Your objective » Gather the lines from the material that contain "JSON".

[Dataset entries on figures]
::::::
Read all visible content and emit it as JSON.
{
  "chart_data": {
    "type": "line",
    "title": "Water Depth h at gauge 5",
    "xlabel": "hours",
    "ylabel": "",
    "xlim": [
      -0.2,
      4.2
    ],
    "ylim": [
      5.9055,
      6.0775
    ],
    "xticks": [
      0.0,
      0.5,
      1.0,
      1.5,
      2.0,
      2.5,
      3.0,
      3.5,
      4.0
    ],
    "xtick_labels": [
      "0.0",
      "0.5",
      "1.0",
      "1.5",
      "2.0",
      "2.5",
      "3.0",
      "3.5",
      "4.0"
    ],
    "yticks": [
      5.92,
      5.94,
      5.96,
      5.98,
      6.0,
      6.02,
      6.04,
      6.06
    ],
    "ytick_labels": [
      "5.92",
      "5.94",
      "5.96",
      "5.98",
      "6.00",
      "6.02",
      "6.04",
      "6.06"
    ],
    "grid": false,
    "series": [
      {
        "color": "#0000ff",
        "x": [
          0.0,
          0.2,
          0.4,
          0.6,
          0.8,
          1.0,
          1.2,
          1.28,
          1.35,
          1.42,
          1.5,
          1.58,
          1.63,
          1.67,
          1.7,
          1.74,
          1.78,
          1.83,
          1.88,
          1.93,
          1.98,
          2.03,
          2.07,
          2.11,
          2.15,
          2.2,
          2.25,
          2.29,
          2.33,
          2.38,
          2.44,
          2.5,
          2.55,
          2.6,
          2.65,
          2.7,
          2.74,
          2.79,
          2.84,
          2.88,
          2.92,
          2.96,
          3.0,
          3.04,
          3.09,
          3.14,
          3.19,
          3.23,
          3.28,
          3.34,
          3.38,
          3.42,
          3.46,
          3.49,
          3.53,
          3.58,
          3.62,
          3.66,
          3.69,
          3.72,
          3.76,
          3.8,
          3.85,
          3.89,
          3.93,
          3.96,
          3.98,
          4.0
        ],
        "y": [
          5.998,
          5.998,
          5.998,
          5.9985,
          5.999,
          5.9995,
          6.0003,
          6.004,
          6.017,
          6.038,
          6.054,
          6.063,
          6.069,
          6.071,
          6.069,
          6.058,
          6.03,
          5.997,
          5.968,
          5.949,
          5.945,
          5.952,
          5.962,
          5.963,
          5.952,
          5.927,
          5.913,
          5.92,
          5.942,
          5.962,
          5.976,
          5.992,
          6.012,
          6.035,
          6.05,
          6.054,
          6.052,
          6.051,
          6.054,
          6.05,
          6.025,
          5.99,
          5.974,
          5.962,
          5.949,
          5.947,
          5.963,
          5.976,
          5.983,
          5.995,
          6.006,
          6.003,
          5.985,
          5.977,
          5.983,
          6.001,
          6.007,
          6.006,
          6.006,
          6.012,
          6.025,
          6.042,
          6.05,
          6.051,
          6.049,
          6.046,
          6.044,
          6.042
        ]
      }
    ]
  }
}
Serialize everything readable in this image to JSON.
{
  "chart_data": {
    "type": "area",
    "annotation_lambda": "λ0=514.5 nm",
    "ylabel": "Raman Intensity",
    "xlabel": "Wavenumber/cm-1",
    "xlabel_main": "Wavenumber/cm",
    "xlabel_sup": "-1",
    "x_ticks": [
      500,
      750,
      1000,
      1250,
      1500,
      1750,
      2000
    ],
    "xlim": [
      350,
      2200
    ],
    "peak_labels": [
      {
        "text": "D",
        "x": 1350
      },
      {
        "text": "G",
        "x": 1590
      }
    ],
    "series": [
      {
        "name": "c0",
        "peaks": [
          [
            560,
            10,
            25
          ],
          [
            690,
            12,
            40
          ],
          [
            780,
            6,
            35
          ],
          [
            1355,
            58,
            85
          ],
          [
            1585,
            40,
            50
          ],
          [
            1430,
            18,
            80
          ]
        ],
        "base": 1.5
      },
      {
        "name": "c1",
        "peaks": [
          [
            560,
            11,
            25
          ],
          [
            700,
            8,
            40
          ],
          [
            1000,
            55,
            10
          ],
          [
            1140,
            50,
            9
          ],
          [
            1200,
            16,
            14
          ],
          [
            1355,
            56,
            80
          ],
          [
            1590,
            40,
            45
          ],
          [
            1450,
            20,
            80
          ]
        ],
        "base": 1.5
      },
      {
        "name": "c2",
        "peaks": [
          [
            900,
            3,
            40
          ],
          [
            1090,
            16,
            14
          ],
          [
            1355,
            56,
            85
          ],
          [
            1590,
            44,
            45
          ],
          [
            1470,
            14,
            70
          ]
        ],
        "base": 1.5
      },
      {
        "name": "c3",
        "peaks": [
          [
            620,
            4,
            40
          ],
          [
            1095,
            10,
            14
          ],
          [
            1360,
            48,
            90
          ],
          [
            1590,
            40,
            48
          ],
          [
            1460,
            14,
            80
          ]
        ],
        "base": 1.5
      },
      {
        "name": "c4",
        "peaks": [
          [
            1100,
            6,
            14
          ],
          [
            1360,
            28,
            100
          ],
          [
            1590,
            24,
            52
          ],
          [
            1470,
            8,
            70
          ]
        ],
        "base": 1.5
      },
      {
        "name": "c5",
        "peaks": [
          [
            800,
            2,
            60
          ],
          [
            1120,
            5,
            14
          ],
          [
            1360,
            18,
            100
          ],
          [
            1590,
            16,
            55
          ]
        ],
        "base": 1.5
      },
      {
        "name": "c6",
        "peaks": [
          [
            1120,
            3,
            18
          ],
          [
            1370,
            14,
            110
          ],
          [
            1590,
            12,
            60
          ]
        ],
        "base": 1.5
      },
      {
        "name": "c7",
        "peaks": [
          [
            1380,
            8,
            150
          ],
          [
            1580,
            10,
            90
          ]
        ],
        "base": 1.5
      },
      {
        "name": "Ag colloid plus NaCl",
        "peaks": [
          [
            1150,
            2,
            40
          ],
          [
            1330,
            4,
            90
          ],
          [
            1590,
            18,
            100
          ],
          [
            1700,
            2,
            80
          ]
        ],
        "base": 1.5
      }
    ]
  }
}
::::::
Result »
Read all visible content and emit it as JSON.
Serialize everything readable in this image to JSON.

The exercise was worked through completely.